**GOAL**.
Return every one of the lines below verbatim, leaving out the pictures.

-- start SOURCE DATA --

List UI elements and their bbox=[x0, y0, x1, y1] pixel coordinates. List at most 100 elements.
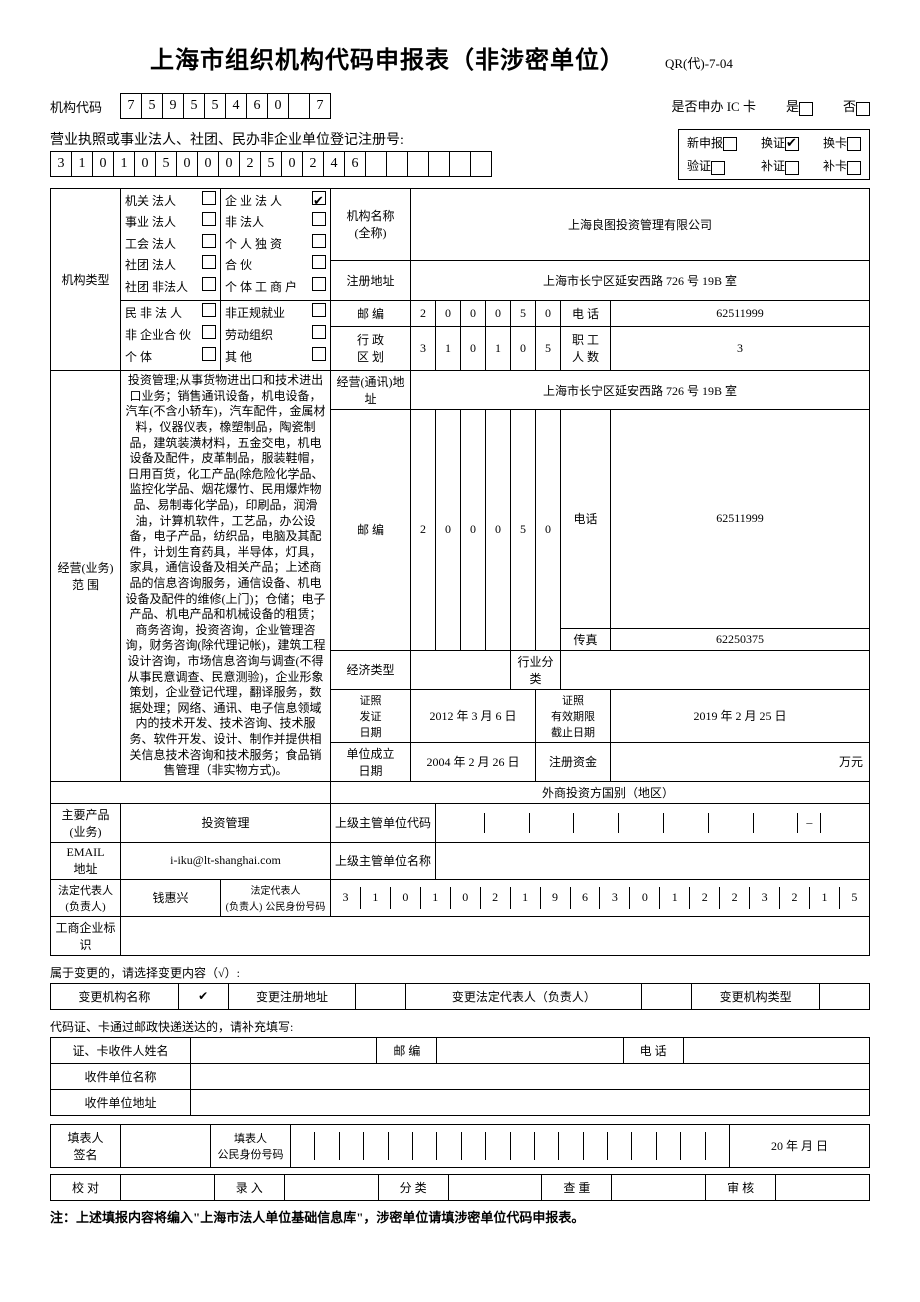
reg-cell[interactable] bbox=[365, 151, 387, 177]
est-date: 2004 年 2 月 26 日 bbox=[411, 742, 536, 781]
reg-cell[interactable] bbox=[386, 151, 408, 177]
org-code-cell[interactable]: 6 bbox=[246, 93, 268, 119]
name-label: 机构名称 (全称) bbox=[331, 188, 411, 260]
reg-cell[interactable]: 4 bbox=[323, 151, 345, 177]
mail-addr[interactable] bbox=[191, 1089, 870, 1115]
econ-value[interactable] bbox=[411, 650, 511, 689]
workflow-value[interactable] bbox=[448, 1174, 542, 1200]
org-code-cell[interactable]: 4 bbox=[225, 93, 247, 119]
biz-text: 投资管理;从事货物进出口和技术进出口业务；销售通讯设备，机电设备，汽车(不含小轿… bbox=[121, 371, 331, 781]
main-table: 机构类型 机关 法人事业 法人工会 法人社团 法人社团 非法人 企 业 法 人非… bbox=[50, 188, 870, 956]
orgtype-option[interactable]: 事业 法人 bbox=[125, 212, 216, 234]
workflow-value[interactable] bbox=[284, 1174, 378, 1200]
apptype-recard[interactable]: 换卡 bbox=[823, 134, 861, 151]
ind-mark-value[interactable] bbox=[121, 916, 870, 955]
reg-cell[interactable]: 5 bbox=[260, 151, 282, 177]
reg-cell[interactable]: 0 bbox=[176, 151, 198, 177]
cert-date-label: 证照 发证 日期 bbox=[331, 689, 411, 742]
reg-row: 营业执照或事业法人、社团、民办非企业单位登记注册号: 3101050002502… bbox=[50, 129, 870, 180]
orgtype-option[interactable]: 非 企业合 伙 bbox=[125, 325, 216, 347]
orgtype-option[interactable]: 企 业 法 人 bbox=[225, 191, 326, 213]
orgtype-option[interactable]: 社团 非法人 bbox=[125, 277, 216, 299]
reg-cell[interactable] bbox=[449, 151, 471, 177]
apptype-supp_cert[interactable]: 补证 bbox=[761, 157, 799, 174]
orgtype-option[interactable]: 个 人 独 资 bbox=[225, 234, 326, 256]
ic-yes-checkbox[interactable] bbox=[799, 102, 813, 116]
ic-no-checkbox[interactable] bbox=[856, 102, 870, 116]
org-code-cell[interactable]: 5 bbox=[141, 93, 163, 119]
orgtype-option[interactable]: 个 体 bbox=[125, 347, 216, 369]
sup-code-cells[interactable]: – bbox=[436, 803, 870, 842]
change-title: 属于变更的，请选择变更内容（√）: bbox=[50, 964, 870, 981]
org-code-cell[interactable]: 7 bbox=[120, 93, 142, 119]
orgtype-option[interactable]: 民 非 法 人 bbox=[125, 303, 216, 325]
staff-label: 职 工 人 数 bbox=[561, 326, 611, 371]
reg-cell[interactable]: 3 bbox=[50, 151, 72, 177]
page-title: 上海市组织机构代码申报表（非涉密单位） bbox=[150, 40, 625, 75]
reg-cell[interactable] bbox=[407, 151, 429, 177]
orgtype-option[interactable]: 社团 法人 bbox=[125, 255, 216, 277]
org-code-cell[interactable]: 5 bbox=[183, 93, 205, 119]
mail-phone[interactable] bbox=[683, 1037, 869, 1063]
addr-label: 注册地址 bbox=[331, 260, 411, 301]
orgtype-option[interactable]: 非 法人 bbox=[225, 212, 326, 234]
org-code-cell[interactable]: 0 bbox=[267, 93, 289, 119]
change-opt-check[interactable] bbox=[820, 983, 870, 1009]
mail-post[interactable] bbox=[437, 1037, 623, 1063]
change-opt-label: 变更机构类型 bbox=[692, 983, 820, 1009]
mail-recipient-label: 证、卡收件人姓名 bbox=[51, 1037, 191, 1063]
org-code-cell[interactable]: 9 bbox=[162, 93, 184, 119]
workflow-value[interactable] bbox=[121, 1174, 215, 1200]
filler-sign[interactable] bbox=[121, 1124, 211, 1167]
change-opt-check[interactable]: ✔ bbox=[178, 983, 228, 1009]
reg-cell[interactable]: 2 bbox=[302, 151, 324, 177]
change-opt-check[interactable] bbox=[642, 983, 692, 1009]
est-label: 单位成立 日期 bbox=[331, 742, 411, 781]
workflow-label: 分 类 bbox=[378, 1174, 448, 1200]
cert-date: 2012 年 3 月 6 日 bbox=[411, 689, 536, 742]
org-code-cell[interactable] bbox=[288, 93, 310, 119]
reg-cell[interactable]: 1 bbox=[113, 151, 135, 177]
orgtype-option[interactable]: 个 体 工 商 户 bbox=[225, 277, 326, 299]
reg-cell[interactable]: 0 bbox=[92, 151, 114, 177]
filler-id-label: 填表人 公民身份号码 bbox=[211, 1124, 291, 1167]
apptype-renew[interactable]: 换证 bbox=[761, 134, 799, 151]
mail-unit[interactable] bbox=[191, 1063, 870, 1089]
reg-cell[interactable]: 6 bbox=[344, 151, 366, 177]
mail-table: 证、卡收件人姓名 邮 编 电 话 收件单位名称 收件单位地址 bbox=[50, 1037, 870, 1116]
change-opt-label: 变更注册地址 bbox=[228, 983, 356, 1009]
change-opt-check[interactable] bbox=[356, 983, 406, 1009]
org-code-cell[interactable]: 7 bbox=[309, 93, 331, 119]
reg-cell[interactable]: 5 bbox=[155, 151, 177, 177]
reg-cell[interactable]: 1 bbox=[71, 151, 93, 177]
filler-date[interactable]: 20 年 月 日 bbox=[730, 1124, 870, 1167]
apptype-supp_card[interactable]: 补卡 bbox=[823, 157, 861, 174]
capital[interactable]: 万元 bbox=[611, 742, 870, 781]
sup-name-value[interactable] bbox=[436, 842, 870, 879]
reg-cell[interactable] bbox=[428, 151, 450, 177]
apptype-new[interactable]: 新申报 bbox=[687, 134, 737, 151]
reg-label: 营业执照或事业法人、社团、民办非企业单位登记注册号: bbox=[50, 129, 670, 149]
reg-cell[interactable]: 0 bbox=[197, 151, 219, 177]
orgtype-option[interactable]: 其 他 bbox=[225, 347, 326, 369]
filler-id[interactable] bbox=[291, 1124, 730, 1167]
orgtype-option[interactable]: 合 伙 bbox=[225, 255, 326, 277]
orgtype-option[interactable]: 机关 法人 bbox=[125, 191, 216, 213]
workflow-value[interactable] bbox=[776, 1174, 870, 1200]
org-code-cell[interactable]: 5 bbox=[204, 93, 226, 119]
orgtype-option[interactable]: 非正规就业 bbox=[225, 303, 326, 325]
change-opt-label: 变更法定代表人（负责人） bbox=[406, 983, 642, 1009]
workflow-value[interactable] bbox=[612, 1174, 706, 1200]
mail-recipient[interactable] bbox=[191, 1037, 377, 1063]
reg-cell[interactable]: 0 bbox=[218, 151, 240, 177]
comm-post-label: 邮 编 bbox=[331, 410, 411, 650]
reg-cell[interactable]: 0 bbox=[281, 151, 303, 177]
apptype-verify[interactable]: 验证 bbox=[687, 157, 737, 174]
footnote: 注：上述填报内容将编入"上海市法人单位基础信息库"，涉密单位请填涉密单位代码申报… bbox=[50, 1207, 870, 1226]
orgtype-option[interactable]: 工会 法人 bbox=[125, 234, 216, 256]
reg-cell[interactable]: 0 bbox=[134, 151, 156, 177]
industry-value[interactable] bbox=[561, 650, 870, 689]
reg-cell[interactable] bbox=[470, 151, 492, 177]
orgtype-option[interactable]: 劳动组织 bbox=[225, 325, 326, 347]
reg-cell[interactable]: 2 bbox=[239, 151, 261, 177]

-- end SOURCE DATA --

**SOLUTION FOR THIS EXERCISE**.
List UI elements and their bbox=[x0, y0, x1, y1] pixel coordinates. List at most 100 elements.
reg-cell[interactable] bbox=[365, 151, 387, 177]
est-date: 2004 年 2 月 26 日 bbox=[411, 742, 536, 781]
reg-cell[interactable] bbox=[386, 151, 408, 177]
org-code-cell[interactable]: 6 bbox=[246, 93, 268, 119]
name-label: 机构名称 (全称) bbox=[331, 188, 411, 260]
reg-cell[interactable]: 4 bbox=[323, 151, 345, 177]
mail-addr[interactable] bbox=[191, 1089, 870, 1115]
econ-value[interactable] bbox=[411, 650, 511, 689]
workflow-value[interactable] bbox=[448, 1174, 542, 1200]
org-code-cell[interactable]: 4 bbox=[225, 93, 247, 119]
biz-text: 投资管理;从事货物进出口和技术进出口业务；销售通讯设备，机电设备，汽车(不含小轿… bbox=[121, 371, 331, 781]
main-table: 机构类型 机关 法人事业 法人工会 法人社团 法人社团 非法人 企 业 法 人非… bbox=[50, 188, 870, 956]
orgtype-option[interactable]: 事业 法人 bbox=[125, 212, 216, 234]
workflow-value[interactable] bbox=[284, 1174, 378, 1200]
apptype-recard[interactable]: 换卡 bbox=[823, 134, 861, 151]
ind-mark-value[interactable] bbox=[121, 916, 870, 955]
reg-cell[interactable]: 5 bbox=[260, 151, 282, 177]
reg-cell[interactable]: 0 bbox=[176, 151, 198, 177]
cert-date-label: 证照 发证 日期 bbox=[331, 689, 411, 742]
reg-row: 营业执照或事业法人、社团、民办非企业单位登记注册号: 3101050002502… bbox=[50, 129, 870, 180]
orgtype-option[interactable]: 非 企业合 伙 bbox=[125, 325, 216, 347]
orgtype-option[interactable]: 企 业 法 人 bbox=[225, 191, 326, 213]
orgtype-option[interactable]: 社团 非法人 bbox=[125, 277, 216, 299]
reg-cell[interactable] bbox=[449, 151, 471, 177]
apptype-supp_cert[interactable]: 补证 bbox=[761, 157, 799, 174]
orgtype-option[interactable]: 个 人 独 资 bbox=[225, 234, 326, 256]
ic-yes-checkbox[interactable] bbox=[799, 102, 813, 116]
ic-no-checkbox[interactable] bbox=[856, 102, 870, 116]
org-code-cell[interactable]: 5 bbox=[141, 93, 163, 119]
orgtype-option[interactable]: 个 体 bbox=[125, 347, 216, 369]
sup-code-cells[interactable]: – bbox=[436, 803, 870, 842]
change-title: 属于变更的，请选择变更内容（√）: bbox=[50, 964, 870, 981]
org-code-cell[interactable]: 7 bbox=[120, 93, 142, 119]
orgtype-option[interactable]: 民 非 法 人 bbox=[125, 303, 216, 325]
staff-label: 职 工 人 数 bbox=[561, 326, 611, 371]
reg-cell[interactable]: 3 bbox=[50, 151, 72, 177]
page-title: 上海市组织机构代码申报表（非涉密单位） bbox=[150, 40, 625, 75]
reg-cell[interactable] bbox=[407, 151, 429, 177]
orgtype-option[interactable]: 社团 法人 bbox=[125, 255, 216, 277]
org-code-cell[interactable]: 5 bbox=[183, 93, 205, 119]
mail-phone[interactable] bbox=[683, 1037, 869, 1063]
addr-label: 注册地址 bbox=[331, 260, 411, 301]
orgtype-option[interactable]: 非 法人 bbox=[225, 212, 326, 234]
org-code-cell[interactable]: 0 bbox=[267, 93, 289, 119]
change-opt-check[interactable] bbox=[820, 983, 870, 1009]
mail-post[interactable] bbox=[437, 1037, 623, 1063]
change-opt-label: 变更机构类型 bbox=[692, 983, 820, 1009]
mail-recipient-label: 证、卡收件人姓名 bbox=[51, 1037, 191, 1063]
org-code-cell[interactable]: 9 bbox=[162, 93, 184, 119]
workflow-value[interactable] bbox=[121, 1174, 215, 1200]
filler-sign[interactable] bbox=[121, 1124, 211, 1167]
change-opt-check[interactable]: ✔ bbox=[178, 983, 228, 1009]
reg-cell[interactable]: 2 bbox=[302, 151, 324, 177]
change-opt-check[interactable] bbox=[642, 983, 692, 1009]
est-label: 单位成立 日期 bbox=[331, 742, 411, 781]
workflow-label: 分 类 bbox=[378, 1174, 448, 1200]
cert-date: 2012 年 3 月 6 日 bbox=[411, 689, 536, 742]
org-code-cell[interactable] bbox=[288, 93, 310, 119]
reg-cell[interactable]: 1 bbox=[113, 151, 135, 177]
orgtype-option[interactable]: 个 体 工 商 户 bbox=[225, 277, 326, 299]
reg-cell[interactable]: 0 bbox=[92, 151, 114, 177]
filler-id-label: 填表人 公民身份号码 bbox=[211, 1124, 291, 1167]
apptype-renew[interactable]: 换证 bbox=[761, 134, 799, 151]
mail-unit[interactable] bbox=[191, 1063, 870, 1089]
reg-cell[interactable]: 6 bbox=[344, 151, 366, 177]
mail-table: 证、卡收件人姓名 邮 编 电 话 收件单位名称 收件单位地址 bbox=[50, 1037, 870, 1116]
change-opt-label: 变更注册地址 bbox=[228, 983, 356, 1009]
change-opt-check[interactable] bbox=[356, 983, 406, 1009]
org-code-cell[interactable]: 7 bbox=[309, 93, 331, 119]
reg-cell[interactable]: 5 bbox=[155, 151, 177, 177]
reg-cell[interactable]: 1 bbox=[71, 151, 93, 177]
filler-date[interactable]: 20 年 月 日 bbox=[730, 1124, 870, 1167]
apptype-supp_card[interactable]: 补卡 bbox=[823, 157, 861, 174]
capital[interactable]: 万元 bbox=[611, 742, 870, 781]
sup-name-value[interactable] bbox=[436, 842, 870, 879]
reg-cell[interactable] bbox=[428, 151, 450, 177]
apptype-new[interactable]: 新申报 bbox=[687, 134, 737, 151]
reg-label: 营业执照或事业法人、社团、民办非企业单位登记注册号: bbox=[50, 129, 670, 149]
reg-cell[interactable]: 0 bbox=[197, 151, 219, 177]
orgtype-option[interactable]: 其 他 bbox=[225, 347, 326, 369]
filler-id[interactable] bbox=[291, 1124, 730, 1167]
orgtype-option[interactable]: 合 伙 bbox=[225, 255, 326, 277]
orgtype-option[interactable]: 机关 法人 bbox=[125, 191, 216, 213]
workflow-value[interactable] bbox=[776, 1174, 870, 1200]
org-code-cell[interactable]: 5 bbox=[204, 93, 226, 119]
orgtype-option[interactable]: 非正规就业 bbox=[225, 303, 326, 325]
change-opt-label: 变更法定代表人（负责人） bbox=[406, 983, 642, 1009]
workflow-value[interactable] bbox=[612, 1174, 706, 1200]
mail-recipient[interactable] bbox=[191, 1037, 377, 1063]
reg-cell[interactable]: 0 bbox=[218, 151, 240, 177]
comm-post-label: 邮 编 bbox=[331, 410, 411, 650]
reg-cell[interactable]: 0 bbox=[281, 151, 303, 177]
apptype-verify[interactable]: 验证 bbox=[687, 157, 737, 174]
footnote: 注：上述填报内容将编入"上海市法人单位基础信息库"，涉密单位请填涉密单位代码申报… bbox=[50, 1207, 870, 1226]
orgtype-option[interactable]: 工会 法人 bbox=[125, 234, 216, 256]
reg-cell[interactable]: 0 bbox=[134, 151, 156, 177]
industry-value[interactable] bbox=[561, 650, 870, 689]
reg-cell[interactable] bbox=[470, 151, 492, 177]
orgtype-option[interactable]: 劳动组织 bbox=[225, 325, 326, 347]
reg-cell[interactable]: 2 bbox=[239, 151, 261, 177]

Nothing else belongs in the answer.